YOUR GOAL: Each record must be reproduced exactly as it is shown.

# # #

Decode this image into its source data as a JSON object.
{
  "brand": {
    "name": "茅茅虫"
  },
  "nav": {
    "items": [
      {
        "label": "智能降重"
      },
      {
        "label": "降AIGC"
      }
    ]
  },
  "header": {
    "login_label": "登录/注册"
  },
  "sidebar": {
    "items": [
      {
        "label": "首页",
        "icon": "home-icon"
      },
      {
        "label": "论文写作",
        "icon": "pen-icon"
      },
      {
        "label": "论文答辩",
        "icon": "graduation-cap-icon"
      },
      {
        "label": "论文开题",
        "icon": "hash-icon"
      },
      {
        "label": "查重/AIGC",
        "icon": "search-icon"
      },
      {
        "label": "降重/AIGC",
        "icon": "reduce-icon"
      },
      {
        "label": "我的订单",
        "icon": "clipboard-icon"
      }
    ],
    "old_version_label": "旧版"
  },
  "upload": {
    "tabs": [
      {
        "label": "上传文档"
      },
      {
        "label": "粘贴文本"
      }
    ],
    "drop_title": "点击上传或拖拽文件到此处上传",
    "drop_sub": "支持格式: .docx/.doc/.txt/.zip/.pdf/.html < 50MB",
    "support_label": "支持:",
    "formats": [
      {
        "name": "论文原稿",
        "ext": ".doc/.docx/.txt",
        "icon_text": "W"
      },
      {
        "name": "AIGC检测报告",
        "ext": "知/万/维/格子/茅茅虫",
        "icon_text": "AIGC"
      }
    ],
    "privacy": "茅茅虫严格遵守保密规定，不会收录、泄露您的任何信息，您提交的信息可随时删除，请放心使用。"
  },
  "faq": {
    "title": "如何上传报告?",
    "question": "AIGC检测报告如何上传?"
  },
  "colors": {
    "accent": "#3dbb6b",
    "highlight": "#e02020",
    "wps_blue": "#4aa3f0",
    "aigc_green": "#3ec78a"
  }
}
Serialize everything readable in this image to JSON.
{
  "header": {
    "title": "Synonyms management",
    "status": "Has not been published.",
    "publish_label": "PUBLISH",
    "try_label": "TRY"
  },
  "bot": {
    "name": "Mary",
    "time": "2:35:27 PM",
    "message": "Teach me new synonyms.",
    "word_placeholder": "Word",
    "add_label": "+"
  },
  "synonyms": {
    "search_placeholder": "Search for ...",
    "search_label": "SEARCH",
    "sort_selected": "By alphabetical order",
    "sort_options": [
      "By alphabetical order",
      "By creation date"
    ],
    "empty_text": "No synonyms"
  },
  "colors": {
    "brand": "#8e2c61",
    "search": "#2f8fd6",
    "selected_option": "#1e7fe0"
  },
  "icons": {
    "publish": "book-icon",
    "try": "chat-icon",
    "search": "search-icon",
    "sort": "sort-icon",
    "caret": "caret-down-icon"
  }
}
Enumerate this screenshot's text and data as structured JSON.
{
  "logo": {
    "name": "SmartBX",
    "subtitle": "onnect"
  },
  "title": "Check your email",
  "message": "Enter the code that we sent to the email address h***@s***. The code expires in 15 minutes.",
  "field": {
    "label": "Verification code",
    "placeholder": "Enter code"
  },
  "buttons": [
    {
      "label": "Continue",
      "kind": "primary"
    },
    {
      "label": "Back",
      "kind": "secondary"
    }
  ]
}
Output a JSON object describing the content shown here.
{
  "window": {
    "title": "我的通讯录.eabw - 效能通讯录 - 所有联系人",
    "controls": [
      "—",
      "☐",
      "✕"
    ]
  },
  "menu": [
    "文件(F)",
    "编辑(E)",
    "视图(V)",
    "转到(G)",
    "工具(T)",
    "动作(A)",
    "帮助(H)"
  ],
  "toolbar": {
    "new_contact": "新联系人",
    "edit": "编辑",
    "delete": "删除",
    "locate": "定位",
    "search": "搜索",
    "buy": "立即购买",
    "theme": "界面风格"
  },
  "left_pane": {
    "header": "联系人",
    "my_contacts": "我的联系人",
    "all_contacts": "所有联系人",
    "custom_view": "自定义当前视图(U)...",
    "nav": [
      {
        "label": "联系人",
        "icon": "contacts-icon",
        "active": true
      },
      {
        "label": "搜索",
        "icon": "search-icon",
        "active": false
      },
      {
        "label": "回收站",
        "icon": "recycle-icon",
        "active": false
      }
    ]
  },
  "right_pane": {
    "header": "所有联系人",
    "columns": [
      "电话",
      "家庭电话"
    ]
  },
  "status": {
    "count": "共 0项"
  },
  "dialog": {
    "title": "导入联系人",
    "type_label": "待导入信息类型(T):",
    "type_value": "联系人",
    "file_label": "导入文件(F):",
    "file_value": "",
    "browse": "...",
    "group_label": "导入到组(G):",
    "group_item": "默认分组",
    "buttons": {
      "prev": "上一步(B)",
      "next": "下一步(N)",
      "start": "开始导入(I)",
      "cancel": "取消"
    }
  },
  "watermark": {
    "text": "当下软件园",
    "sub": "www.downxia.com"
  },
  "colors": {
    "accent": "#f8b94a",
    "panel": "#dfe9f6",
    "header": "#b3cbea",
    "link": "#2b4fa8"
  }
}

# # #

WRITTEN ANSWER:
Decode this image into its source data as a JSON object.
{
  "brand": {
    "name": "茅茅虫"
  },
  "nav": {
    "items": [
      {
        "label": "智能降重"
      },
      {
        "label": "降AIGC"
      }
    ]
  },
  "header": {
    "login_label": "登录/注册"
  },
  "sidebar": {
    "items": [
      {
        "label": "首页",
        "icon": "home-icon"
      },
      {
        "label": "论文写作",
        "icon": "pen-icon"
      },
      {
        "label": "论文答辩",
        "icon": "graduation-cap-icon"
      },
      {
        "label": "论文开题",
        "icon": "hash-icon"
      },
      {
        "label": "查重/AIGC",
        "icon": "search-icon"
      },
      {
        "label": "降重/AIGC",
        "icon": "reduce-icon"
      },
      {
        "label": "我的订单",
        "icon": "clipboard-icon"
      }
    ],
    "old_version_label": "旧版"
  },
  "upload": {
    "tabs": [
      {
        "label": "上传文档"
      },
      {
        "label": "粘贴文本"
      }
    ],
    "drop_title": "点击上传或拖拽文件到此处上传",
    "drop_sub": "支持格式: .docx/.doc/.txt/.zip/.pdf/.html < 50MB",
    "support_label": "支持:",
    "formats": [
      {
        "name": "论文原稿",
        "ext": ".doc/.docx/.txt",
        "icon_text": "W"
      },
      {
        "name": "AIGC检测报告",
        "ext": "知/万/维/格子/茅茅虫",
        "icon_text": "AIGC"
      }
    ],
    "privacy": "茅茅虫严格遵守保密规定，不会收录、泄露您的任何信息，您提交的信息可随时删除，请放心使用。"
  },
  "faq": {
    "title": "如何上传报告?",
    "question": "AIGC检测报告如何上传?"
  },
  "colors": {
    "accent": "#3dbb6b",
    "highlight": "#e02020",
    "wps_blue": "#4aa3f0",
    "aigc_green": "#3ec78a"
  }
}
Serialize everything readable in this image to JSON.
{
  "header": {
    "title": "Synonyms management",
    "status": "Has not been published.",
    "publish_label": "PUBLISH",
    "try_label": "TRY"
  },
  "bot": {
    "name": "Mary",
    "time": "2:35:27 PM",
    "message": "Teach me new synonyms.",
    "word_placeholder": "Word",
    "add_label": "+"
  },
  "synonyms": {
    "search_placeholder": "Search for ...",
    "search_label": "SEARCH",
    "sort_selected": "By alphabetical order",
    "sort_options": [
      "By alphabetical order",
      "By creation date"
    ],
    "empty_text": "No synonyms"
  },
  "colors": {
    "brand": "#8e2c61",
    "search": "#2f8fd6",
    "selected_option": "#1e7fe0"
  },
  "icons": {
    "publish": "book-icon",
    "try": "chat-icon",
    "search": "search-icon",
    "sort": "sort-icon",
    "caret": "caret-down-icon"
  }
}
Enumerate this screenshot's text and data as structured JSON.
{
  "logo": {
    "name": "SmartBX",
    "subtitle": "onnect"
  },
  "title": "Check your email",
  "message": "Enter the code that we sent to the email address h***@s***. The code expires in 15 minutes.",
  "field": {
    "label": "Verification code",
    "placeholder": "Enter code"
  },
  "buttons": [
    {
      "label": "Continue",
      "kind": "primary"
    },
    {
      "label": "Back",
      "kind": "secondary"
    }
  ]
}
Output a JSON object describing the content shown here.
{
  "window": {
    "title": "我的通讯录.eabw - 效能通讯录 - 所有联系人",
    "controls": [
      "—",
      "☐",
      "✕"
    ]
  },
  "menu": [
    "文件(F)",
    "编辑(E)",
    "视图(V)",
    "转到(G)",
    "工具(T)",
    "动作(A)",
    "帮助(H)"
  ],
  "toolbar": {
    "new_contact": "新联系人",
    "edit": "编辑",
    "delete": "删除",
    "locate": "定位",
    "search": "搜索",
    "buy": "立即购买",
    "theme": "界面风格"
  },
  "left_pane": {
    "header": "联系人",
    "my_contacts": "我的联系人",
    "all_contacts": "所有联系人",
    "custom_view": "自定义当前视图(U)...",
    "nav": [
      {
        "label": "联系人",
        "icon": "contacts-icon",
        "active": true
      },
      {
        "label": "搜索",
        "icon": "search-icon",
        "active": false
      },
      {
        "label": "回收站",
        "icon": "recycle-icon",
        "active": false
      }
    ]
  },
  "right_pane": {
    "header": "所有联系人",
    "columns": [
      "电话",
      "家庭电话"
    ]
  },
  "status": {
    "count": "共 0项"
  },
  "dialog": {
    "title": "导入联系人",
    "type_label": "待导入信息类型(T):",
    "type_value": "联系人",
    "file_label": "导入文件(F):",
    "file_value": "",
    "browse": "...",
    "group_label": "导入到组(G):",
    "group_item": "默认分组",
    "buttons": {
      "prev": "上一步(B)",
      "next": "下一步(N)",
      "start": "开始导入(I)",
      "cancel": "取消"
    }
  },
  "watermark": {
    "text": "当下软件园",
    "sub": "www.downxia.com"
  },
  "colors": {
    "accent": "#f8b94a",
    "panel": "#dfe9f6",
    "header": "#b3cbea",
    "link": "#2b4fa8"
  }
}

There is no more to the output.